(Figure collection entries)
Start

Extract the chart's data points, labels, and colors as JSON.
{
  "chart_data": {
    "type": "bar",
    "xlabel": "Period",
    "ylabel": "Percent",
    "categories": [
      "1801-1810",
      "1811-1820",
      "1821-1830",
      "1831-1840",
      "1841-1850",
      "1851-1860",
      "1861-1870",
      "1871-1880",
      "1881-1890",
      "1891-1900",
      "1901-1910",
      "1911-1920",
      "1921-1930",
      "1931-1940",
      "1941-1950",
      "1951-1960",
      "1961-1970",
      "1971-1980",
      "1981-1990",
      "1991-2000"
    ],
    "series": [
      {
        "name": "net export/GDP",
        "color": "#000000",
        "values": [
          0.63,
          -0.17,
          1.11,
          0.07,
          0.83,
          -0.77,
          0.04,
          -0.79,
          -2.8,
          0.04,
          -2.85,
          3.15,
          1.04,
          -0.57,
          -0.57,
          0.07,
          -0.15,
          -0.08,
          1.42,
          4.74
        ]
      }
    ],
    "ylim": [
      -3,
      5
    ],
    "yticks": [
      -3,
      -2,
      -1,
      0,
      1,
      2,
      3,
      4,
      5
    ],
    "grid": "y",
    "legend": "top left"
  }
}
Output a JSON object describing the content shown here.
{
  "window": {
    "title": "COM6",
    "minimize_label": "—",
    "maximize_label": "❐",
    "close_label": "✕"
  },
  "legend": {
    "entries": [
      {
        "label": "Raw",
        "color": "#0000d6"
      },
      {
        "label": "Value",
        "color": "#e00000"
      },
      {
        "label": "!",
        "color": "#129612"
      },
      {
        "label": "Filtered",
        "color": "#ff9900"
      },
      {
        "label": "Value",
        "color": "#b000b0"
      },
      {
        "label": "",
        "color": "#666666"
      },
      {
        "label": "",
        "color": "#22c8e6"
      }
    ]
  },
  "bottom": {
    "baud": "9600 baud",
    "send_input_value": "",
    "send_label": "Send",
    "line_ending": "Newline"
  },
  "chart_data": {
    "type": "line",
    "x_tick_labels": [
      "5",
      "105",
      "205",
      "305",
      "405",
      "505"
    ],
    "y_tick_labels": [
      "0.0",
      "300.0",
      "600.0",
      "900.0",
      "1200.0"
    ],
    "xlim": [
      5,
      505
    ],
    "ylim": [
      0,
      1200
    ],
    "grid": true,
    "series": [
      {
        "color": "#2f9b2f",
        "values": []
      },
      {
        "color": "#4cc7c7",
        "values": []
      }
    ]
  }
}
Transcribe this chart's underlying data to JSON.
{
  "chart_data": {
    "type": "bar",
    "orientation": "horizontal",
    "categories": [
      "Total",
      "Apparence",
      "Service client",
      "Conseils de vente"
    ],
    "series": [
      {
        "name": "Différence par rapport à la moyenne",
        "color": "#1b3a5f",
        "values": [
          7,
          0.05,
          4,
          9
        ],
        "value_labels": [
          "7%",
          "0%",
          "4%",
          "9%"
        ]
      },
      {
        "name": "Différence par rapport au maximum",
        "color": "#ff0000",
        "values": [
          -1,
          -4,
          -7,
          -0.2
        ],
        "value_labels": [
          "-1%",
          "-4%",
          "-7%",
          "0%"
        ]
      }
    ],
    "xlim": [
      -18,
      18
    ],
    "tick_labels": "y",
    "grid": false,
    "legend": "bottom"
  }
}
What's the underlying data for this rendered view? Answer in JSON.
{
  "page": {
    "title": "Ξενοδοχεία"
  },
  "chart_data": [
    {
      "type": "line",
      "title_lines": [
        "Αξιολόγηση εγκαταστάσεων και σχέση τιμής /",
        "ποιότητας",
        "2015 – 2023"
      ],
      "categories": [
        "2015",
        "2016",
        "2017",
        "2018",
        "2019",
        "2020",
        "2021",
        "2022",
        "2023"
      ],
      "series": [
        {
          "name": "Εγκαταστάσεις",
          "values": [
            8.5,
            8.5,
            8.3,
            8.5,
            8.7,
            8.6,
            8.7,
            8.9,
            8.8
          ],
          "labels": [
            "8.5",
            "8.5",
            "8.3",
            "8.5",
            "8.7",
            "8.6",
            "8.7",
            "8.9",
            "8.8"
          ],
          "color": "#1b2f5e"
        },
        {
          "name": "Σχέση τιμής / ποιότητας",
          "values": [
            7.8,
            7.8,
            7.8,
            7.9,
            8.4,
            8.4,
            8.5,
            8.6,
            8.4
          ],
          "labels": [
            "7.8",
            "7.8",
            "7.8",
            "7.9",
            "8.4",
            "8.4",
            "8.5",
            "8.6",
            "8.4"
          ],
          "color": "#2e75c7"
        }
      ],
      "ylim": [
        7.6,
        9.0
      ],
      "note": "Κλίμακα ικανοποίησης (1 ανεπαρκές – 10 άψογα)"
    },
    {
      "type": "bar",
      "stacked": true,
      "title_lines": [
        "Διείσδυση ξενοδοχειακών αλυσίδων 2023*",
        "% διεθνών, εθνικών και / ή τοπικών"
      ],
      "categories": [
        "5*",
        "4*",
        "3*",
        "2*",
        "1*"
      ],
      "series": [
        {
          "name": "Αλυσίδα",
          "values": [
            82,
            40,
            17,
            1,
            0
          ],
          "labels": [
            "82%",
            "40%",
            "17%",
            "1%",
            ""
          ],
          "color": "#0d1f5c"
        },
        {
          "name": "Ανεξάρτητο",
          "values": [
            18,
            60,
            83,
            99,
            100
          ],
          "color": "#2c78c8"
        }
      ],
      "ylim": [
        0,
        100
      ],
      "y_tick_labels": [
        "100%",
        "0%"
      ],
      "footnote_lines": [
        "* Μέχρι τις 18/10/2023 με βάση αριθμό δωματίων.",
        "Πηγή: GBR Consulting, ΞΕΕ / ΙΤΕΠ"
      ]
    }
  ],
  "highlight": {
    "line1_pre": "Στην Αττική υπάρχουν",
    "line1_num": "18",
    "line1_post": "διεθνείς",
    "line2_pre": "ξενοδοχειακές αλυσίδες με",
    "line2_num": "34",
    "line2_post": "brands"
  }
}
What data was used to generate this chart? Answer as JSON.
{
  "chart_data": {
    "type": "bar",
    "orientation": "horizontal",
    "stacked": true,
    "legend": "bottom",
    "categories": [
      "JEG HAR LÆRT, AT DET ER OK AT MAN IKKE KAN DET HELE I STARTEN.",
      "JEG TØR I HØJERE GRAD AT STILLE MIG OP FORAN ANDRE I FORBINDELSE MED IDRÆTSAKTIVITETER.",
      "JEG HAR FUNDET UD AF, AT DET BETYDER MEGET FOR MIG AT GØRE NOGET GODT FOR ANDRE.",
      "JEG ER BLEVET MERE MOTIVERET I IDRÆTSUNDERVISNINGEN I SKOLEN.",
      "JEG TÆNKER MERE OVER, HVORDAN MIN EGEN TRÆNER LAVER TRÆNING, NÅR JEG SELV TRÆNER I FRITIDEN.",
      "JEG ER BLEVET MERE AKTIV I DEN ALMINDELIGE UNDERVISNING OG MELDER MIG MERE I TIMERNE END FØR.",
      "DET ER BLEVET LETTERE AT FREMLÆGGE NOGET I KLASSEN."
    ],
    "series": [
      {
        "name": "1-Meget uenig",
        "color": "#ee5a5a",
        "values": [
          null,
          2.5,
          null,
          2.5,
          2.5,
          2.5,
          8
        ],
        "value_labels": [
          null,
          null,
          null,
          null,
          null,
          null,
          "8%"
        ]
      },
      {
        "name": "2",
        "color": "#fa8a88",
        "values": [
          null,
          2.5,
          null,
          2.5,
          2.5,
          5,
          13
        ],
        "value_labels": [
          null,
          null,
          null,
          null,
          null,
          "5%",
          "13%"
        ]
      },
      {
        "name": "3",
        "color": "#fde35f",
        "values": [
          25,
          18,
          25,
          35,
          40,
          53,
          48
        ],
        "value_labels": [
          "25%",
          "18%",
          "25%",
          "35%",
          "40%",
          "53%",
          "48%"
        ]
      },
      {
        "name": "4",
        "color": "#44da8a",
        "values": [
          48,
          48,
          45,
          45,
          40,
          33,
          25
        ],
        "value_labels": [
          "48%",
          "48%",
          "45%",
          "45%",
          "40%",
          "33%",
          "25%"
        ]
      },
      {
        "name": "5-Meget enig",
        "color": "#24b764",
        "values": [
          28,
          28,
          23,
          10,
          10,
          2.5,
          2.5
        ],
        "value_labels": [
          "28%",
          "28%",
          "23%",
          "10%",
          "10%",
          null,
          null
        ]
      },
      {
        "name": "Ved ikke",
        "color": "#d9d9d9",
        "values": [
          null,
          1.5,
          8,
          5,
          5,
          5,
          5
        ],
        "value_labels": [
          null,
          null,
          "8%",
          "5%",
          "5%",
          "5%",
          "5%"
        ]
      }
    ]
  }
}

End

> WHAT YOU HAVE TO DO: Gather and return every line that holds the string "this".

> SOLUTION:
Transcribe this chart's underlying data to JSON.
What's the underlying data for this rendered view? Answer in JSON.
What data was used to generate this chart? Answer as JSON.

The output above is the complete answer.